* START Records for the task *

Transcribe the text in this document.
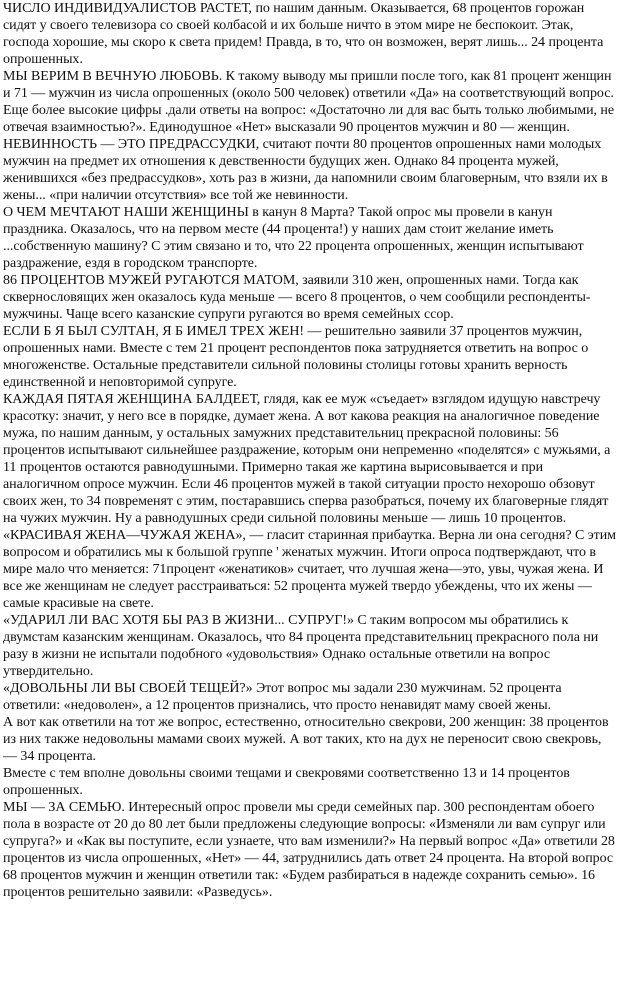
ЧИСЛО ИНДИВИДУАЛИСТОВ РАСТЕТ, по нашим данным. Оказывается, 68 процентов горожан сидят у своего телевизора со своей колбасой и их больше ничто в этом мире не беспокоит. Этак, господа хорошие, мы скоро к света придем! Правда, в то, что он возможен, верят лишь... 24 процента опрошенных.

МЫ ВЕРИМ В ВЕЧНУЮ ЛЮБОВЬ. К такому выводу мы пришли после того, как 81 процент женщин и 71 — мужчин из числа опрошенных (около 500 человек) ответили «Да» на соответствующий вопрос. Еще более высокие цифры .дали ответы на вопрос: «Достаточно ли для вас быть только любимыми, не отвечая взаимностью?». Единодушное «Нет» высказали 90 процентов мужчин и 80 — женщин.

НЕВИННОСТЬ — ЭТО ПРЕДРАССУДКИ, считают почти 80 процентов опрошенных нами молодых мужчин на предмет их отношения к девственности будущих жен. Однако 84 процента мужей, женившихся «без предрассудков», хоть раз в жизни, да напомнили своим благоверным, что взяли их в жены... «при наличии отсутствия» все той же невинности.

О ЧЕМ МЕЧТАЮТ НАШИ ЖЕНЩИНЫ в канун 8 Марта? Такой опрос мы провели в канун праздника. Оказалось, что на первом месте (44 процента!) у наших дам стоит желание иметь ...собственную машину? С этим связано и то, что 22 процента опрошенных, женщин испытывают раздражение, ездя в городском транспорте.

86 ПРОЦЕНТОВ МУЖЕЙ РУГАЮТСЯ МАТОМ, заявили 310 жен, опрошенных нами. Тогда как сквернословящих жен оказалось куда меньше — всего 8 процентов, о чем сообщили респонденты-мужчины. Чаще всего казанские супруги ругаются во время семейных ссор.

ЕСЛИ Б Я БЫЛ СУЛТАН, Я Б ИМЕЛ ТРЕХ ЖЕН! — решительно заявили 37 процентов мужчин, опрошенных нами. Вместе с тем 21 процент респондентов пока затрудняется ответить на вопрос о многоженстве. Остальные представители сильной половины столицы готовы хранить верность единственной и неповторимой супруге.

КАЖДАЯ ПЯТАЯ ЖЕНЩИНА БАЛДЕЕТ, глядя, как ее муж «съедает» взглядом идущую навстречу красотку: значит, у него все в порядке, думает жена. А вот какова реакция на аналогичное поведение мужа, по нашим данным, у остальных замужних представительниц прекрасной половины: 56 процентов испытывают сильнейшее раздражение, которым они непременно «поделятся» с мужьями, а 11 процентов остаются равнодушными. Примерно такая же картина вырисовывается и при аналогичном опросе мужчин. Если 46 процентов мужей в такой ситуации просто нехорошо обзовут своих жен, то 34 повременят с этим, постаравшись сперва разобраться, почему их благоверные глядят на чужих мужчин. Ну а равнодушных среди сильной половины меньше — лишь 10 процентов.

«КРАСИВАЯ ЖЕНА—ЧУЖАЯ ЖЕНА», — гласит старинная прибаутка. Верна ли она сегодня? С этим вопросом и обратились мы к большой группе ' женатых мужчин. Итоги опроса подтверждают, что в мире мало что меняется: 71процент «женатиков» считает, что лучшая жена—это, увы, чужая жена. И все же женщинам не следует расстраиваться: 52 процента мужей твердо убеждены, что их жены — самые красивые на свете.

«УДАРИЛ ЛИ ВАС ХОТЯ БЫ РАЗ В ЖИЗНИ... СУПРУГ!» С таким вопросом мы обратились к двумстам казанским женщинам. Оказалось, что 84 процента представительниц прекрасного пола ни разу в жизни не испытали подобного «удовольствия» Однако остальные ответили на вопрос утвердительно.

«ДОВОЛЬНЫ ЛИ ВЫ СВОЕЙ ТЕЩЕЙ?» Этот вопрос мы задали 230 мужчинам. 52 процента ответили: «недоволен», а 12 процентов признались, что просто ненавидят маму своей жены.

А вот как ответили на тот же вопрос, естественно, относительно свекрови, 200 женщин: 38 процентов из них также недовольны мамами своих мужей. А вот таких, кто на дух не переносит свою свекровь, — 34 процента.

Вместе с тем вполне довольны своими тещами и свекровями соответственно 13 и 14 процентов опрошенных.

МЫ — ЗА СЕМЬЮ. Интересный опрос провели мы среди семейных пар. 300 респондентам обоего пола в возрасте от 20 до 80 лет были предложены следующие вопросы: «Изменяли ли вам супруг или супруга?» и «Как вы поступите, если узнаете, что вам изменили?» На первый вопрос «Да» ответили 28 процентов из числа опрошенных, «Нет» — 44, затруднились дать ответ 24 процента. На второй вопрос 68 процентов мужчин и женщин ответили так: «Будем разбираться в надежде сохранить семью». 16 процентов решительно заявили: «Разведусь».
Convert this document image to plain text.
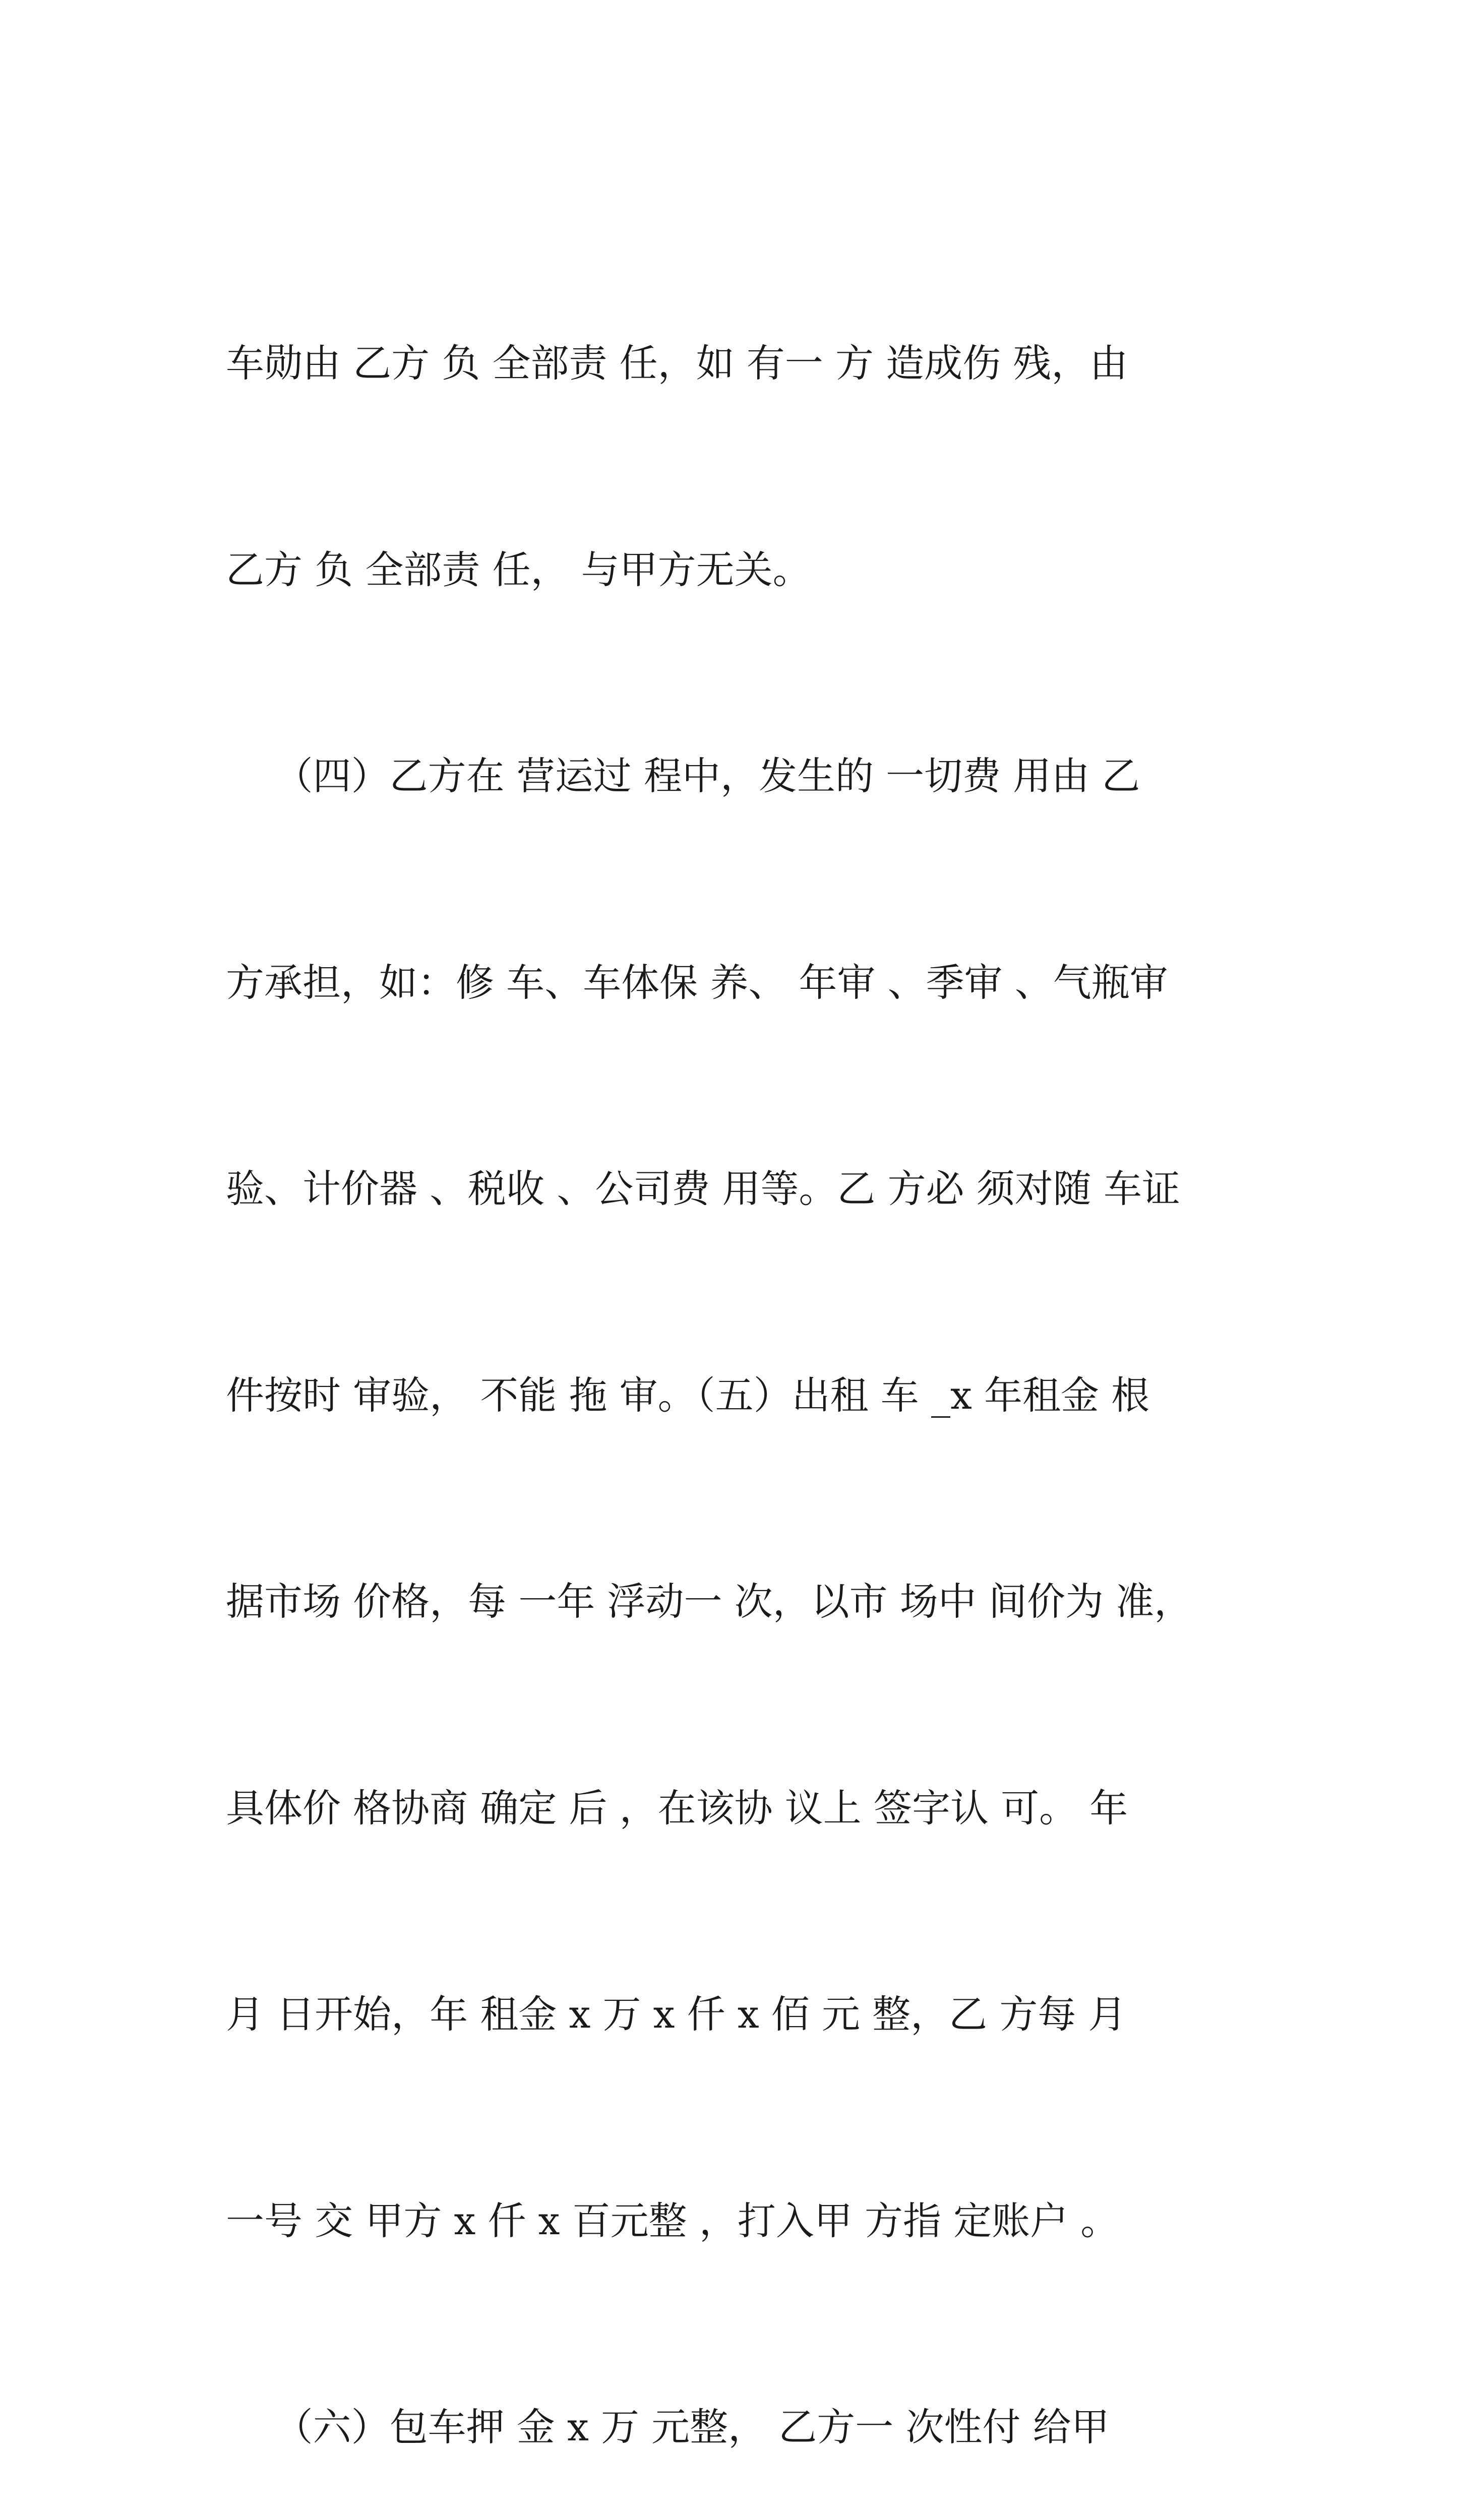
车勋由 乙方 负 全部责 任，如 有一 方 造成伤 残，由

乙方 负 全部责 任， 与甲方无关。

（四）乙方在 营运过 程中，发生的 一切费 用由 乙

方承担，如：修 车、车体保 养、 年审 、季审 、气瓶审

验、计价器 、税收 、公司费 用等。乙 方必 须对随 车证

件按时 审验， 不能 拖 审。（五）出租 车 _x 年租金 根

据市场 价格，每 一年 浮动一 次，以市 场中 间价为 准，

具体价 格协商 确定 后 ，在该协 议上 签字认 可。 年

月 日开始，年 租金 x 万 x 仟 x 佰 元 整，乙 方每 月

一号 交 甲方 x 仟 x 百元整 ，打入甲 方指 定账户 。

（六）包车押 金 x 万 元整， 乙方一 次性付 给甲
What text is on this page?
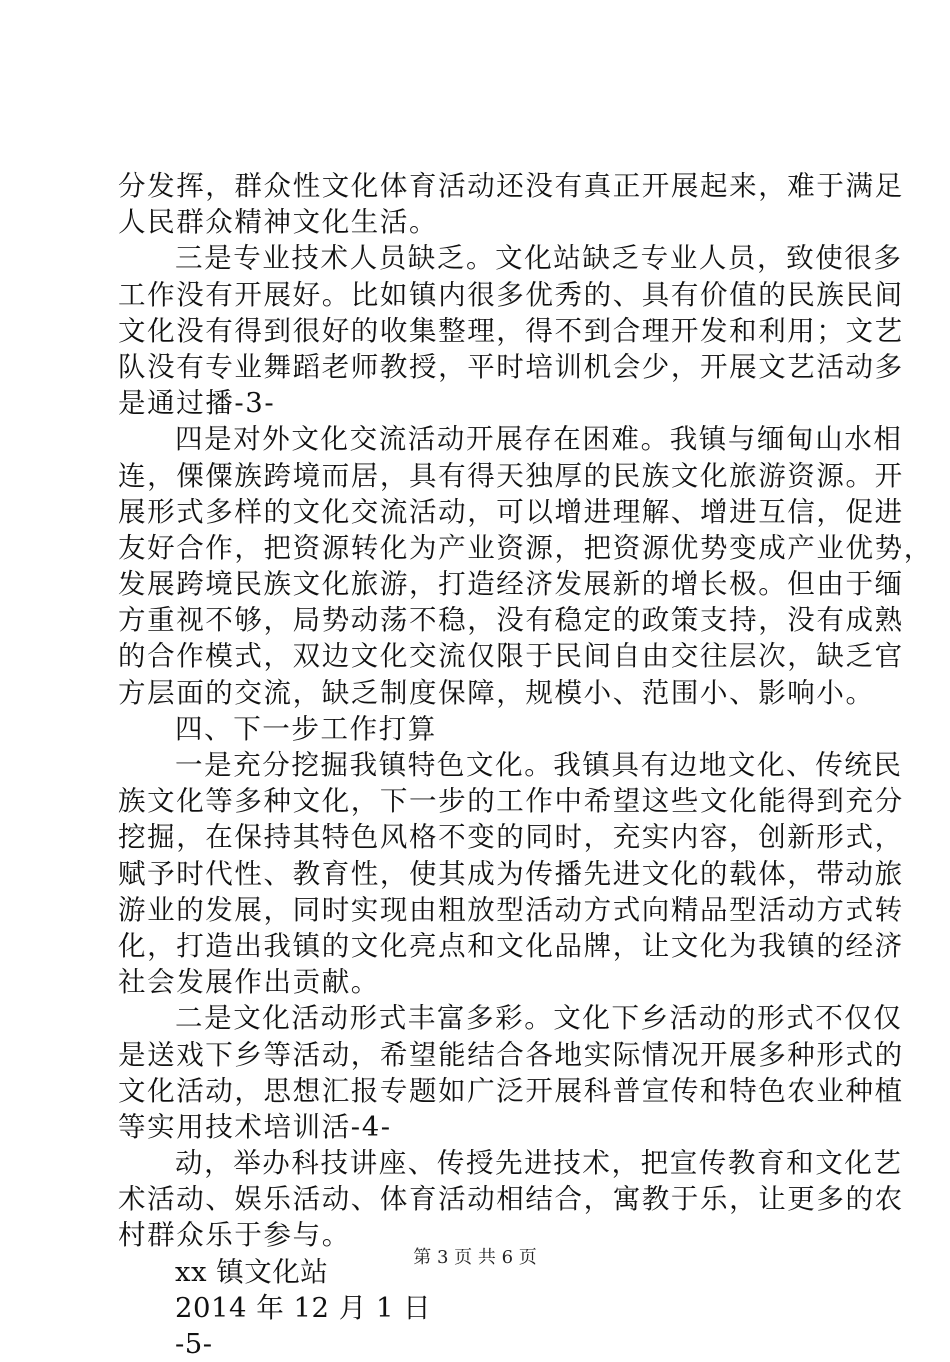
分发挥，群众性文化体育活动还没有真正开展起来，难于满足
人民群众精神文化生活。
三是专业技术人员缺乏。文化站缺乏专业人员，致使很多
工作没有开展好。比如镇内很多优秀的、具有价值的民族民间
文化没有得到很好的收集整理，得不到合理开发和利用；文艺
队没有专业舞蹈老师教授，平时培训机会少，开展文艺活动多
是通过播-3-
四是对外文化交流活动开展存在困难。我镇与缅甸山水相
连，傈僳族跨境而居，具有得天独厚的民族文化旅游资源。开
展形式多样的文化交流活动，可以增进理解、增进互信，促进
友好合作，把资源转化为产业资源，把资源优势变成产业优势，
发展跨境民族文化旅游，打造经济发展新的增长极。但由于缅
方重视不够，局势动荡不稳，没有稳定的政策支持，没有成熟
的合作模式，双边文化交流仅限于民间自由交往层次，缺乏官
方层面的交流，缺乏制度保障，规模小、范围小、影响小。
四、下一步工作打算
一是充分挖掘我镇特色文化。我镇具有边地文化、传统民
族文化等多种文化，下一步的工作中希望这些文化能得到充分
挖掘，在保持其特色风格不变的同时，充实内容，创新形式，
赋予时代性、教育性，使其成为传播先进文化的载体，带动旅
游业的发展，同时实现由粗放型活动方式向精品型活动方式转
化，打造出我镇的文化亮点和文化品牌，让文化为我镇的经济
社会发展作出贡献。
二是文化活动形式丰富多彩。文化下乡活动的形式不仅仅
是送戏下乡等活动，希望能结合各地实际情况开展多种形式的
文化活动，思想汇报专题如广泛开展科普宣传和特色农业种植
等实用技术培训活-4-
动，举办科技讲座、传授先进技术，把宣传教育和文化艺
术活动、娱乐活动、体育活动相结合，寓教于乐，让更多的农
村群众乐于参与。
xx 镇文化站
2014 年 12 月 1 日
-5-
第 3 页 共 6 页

* END Records for the task *

▶ [Instructions for the task] Locate each line containing the string "text" and show it.

▶ [Solution to this task]
Transcribe the text in this document.
Convert this document image to plain text.
What text is on this page?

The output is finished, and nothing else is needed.